Provide the data again in its entirety, exactly as given.

===

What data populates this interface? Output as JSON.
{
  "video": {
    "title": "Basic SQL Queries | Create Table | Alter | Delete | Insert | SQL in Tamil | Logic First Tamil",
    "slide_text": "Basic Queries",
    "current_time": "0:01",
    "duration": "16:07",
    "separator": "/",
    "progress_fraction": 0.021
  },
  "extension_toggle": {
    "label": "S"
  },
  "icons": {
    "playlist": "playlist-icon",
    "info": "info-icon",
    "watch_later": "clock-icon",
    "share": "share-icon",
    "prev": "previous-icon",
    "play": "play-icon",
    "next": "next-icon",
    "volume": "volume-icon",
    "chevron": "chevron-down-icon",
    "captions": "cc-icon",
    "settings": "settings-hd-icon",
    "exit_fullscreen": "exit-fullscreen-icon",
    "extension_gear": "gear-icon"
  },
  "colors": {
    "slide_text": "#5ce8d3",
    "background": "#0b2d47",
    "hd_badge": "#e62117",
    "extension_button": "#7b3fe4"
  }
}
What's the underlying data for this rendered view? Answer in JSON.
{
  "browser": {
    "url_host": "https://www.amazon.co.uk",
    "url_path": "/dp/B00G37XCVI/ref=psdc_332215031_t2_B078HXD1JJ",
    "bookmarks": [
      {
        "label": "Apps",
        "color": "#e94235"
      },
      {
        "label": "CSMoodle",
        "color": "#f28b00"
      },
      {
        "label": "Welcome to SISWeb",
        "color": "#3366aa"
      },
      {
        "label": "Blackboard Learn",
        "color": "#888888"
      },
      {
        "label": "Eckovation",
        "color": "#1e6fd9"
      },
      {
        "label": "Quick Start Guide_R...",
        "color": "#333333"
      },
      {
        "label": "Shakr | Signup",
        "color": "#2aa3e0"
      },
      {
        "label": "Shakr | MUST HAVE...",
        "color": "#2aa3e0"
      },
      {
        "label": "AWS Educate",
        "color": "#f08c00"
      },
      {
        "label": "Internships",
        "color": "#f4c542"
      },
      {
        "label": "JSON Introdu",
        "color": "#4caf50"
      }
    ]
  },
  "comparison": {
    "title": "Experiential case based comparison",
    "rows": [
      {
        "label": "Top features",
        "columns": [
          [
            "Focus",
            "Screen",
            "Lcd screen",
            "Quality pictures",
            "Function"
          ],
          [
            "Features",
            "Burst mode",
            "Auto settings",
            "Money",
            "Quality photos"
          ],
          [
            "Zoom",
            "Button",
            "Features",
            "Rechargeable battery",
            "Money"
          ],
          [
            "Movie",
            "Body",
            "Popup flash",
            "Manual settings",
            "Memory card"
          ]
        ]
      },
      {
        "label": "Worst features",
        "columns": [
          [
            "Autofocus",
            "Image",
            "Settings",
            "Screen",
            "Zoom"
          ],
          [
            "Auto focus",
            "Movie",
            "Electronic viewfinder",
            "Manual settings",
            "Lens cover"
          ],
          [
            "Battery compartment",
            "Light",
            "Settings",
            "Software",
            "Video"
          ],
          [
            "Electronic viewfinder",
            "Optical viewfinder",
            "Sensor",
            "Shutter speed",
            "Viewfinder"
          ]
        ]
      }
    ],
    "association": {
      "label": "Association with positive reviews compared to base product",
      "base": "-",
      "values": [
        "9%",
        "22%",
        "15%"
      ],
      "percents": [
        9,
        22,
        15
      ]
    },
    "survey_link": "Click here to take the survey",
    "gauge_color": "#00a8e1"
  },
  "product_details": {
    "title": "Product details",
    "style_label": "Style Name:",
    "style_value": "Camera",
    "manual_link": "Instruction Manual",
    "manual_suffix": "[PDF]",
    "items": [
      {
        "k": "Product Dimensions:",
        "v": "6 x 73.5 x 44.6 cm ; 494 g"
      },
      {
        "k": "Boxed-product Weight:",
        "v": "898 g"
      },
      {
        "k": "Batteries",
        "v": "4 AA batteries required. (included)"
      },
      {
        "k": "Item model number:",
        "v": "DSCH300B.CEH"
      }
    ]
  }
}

===

Task response:
What data populates this interface? Output as JSON.
{
  "video": {
    "title": "Basic SQL Queries | Create Table | Alter | Delete | Insert | SQL in Tamil | Logic First Tamil",
    "slide_text": "Basic Queries",
    "current_time": "0:01",
    "duration": "16:07",
    "separator": "/",
    "progress_fraction": 0.021
  },
  "extension_toggle": {
    "label": "S"
  },
  "icons": {
    "playlist": "playlist-icon",
    "info": "info-icon",
    "watch_later": "clock-icon",
    "share": "share-icon",
    "prev": "previous-icon",
    "play": "play-icon",
    "next": "next-icon",
    "volume": "volume-icon",
    "chevron": "chevron-down-icon",
    "captions": "cc-icon",
    "settings": "settings-hd-icon",
    "exit_fullscreen": "exit-fullscreen-icon",
    "extension_gear": "gear-icon"
  },
  "colors": {
    "slide_text": "#5ce8d3",
    "background": "#0b2d47",
    "hd_badge": "#e62117",
    "extension_button": "#7b3fe4"
  }
}
What's the underlying data for this rendered view? Answer in JSON.
{
  "browser": {
    "url_host": "https://www.amazon.co.uk",
    "url_path": "/dp/B00G37XCVI/ref=psdc_332215031_t2_B078HXD1JJ",
    "bookmarks": [
      {
        "label": "Apps",
        "color": "#e94235"
      },
      {
        "label": "CSMoodle",
        "color": "#f28b00"
      },
      {
        "label": "Welcome to SISWeb",
        "color": "#3366aa"
      },
      {
        "label": "Blackboard Learn",
        "color": "#888888"
      },
      {
        "label": "Eckovation",
        "color": "#1e6fd9"
      },
      {
        "label": "Quick Start Guide_R...",
        "color": "#333333"
      },
      {
        "label": "Shakr | Signup",
        "color": "#2aa3e0"
      },
      {
        "label": "Shakr | MUST HAVE...",
        "color": "#2aa3e0"
      },
      {
        "label": "AWS Educate",
        "color": "#f08c00"
      },
      {
        "label": "Internships",
        "color": "#f4c542"
      },
      {
        "label": "JSON Introdu",
        "color": "#4caf50"
      }
    ]
  },
  "comparison": {
    "title": "Experiential case based comparison",
    "rows": [
      {
        "label": "Top features",
        "columns": [
          [
            "Focus",
            "Screen",
            "Lcd screen",
            "Quality pictures",
            "Function"
          ],
          [
            "Features",
            "Burst mode",
            "Auto settings",
            "Money",
            "Quality photos"
          ],
          [
            "Zoom",
            "Button",
            "Features",
            "Rechargeable battery",
            "Money"
          ],
          [
            "Movie",
            "Body",
            "Popup flash",
            "Manual settings",
            "Memory card"
          ]
        ]
      },
      {
        "label": "Worst features",
        "columns": [
          [
            "Autofocus",
            "Image",
            "Settings",
            "Screen",
            "Zoom"
          ],
          [
            "Auto focus",
            "Movie",
            "Electronic viewfinder",
            "Manual settings",
            "Lens cover"
          ],
          [
            "Battery compartment",
            "Light",
            "Settings",
            "Software",
            "Video"
          ],
          [
            "Electronic viewfinder",
            "Optical viewfinder",
            "Sensor",
            "Shutter speed",
            "Viewfinder"
          ]
        ]
      }
    ],
    "association": {
      "label": "Association with positive reviews compared to base product",
      "base": "-",
      "values": [
        "9%",
        "22%",
        "15%"
      ],
      "percents": [
        9,
        22,
        15
      ]
    },
    "survey_link": "Click here to take the survey",
    "gauge_color": "#00a8e1"
  },
  "product_details": {
    "title": "Product details",
    "style_label": "Style Name:",
    "style_value": "Camera",
    "manual_link": "Instruction Manual",
    "manual_suffix": "[PDF]",
    "items": [
      {
        "k": "Product Dimensions:",
        "v": "6 x 73.5 x 44.6 cm ; 494 g"
      },
      {
        "k": "Boxed-product Weight:",
        "v": "898 g"
      },
      {
        "k": "Batteries",
        "v": "4 AA batteries required. (included)"
      },
      {
        "k": "Item model number:",
        "v": "DSCH300B.CEH"
      }
    ]
  }
}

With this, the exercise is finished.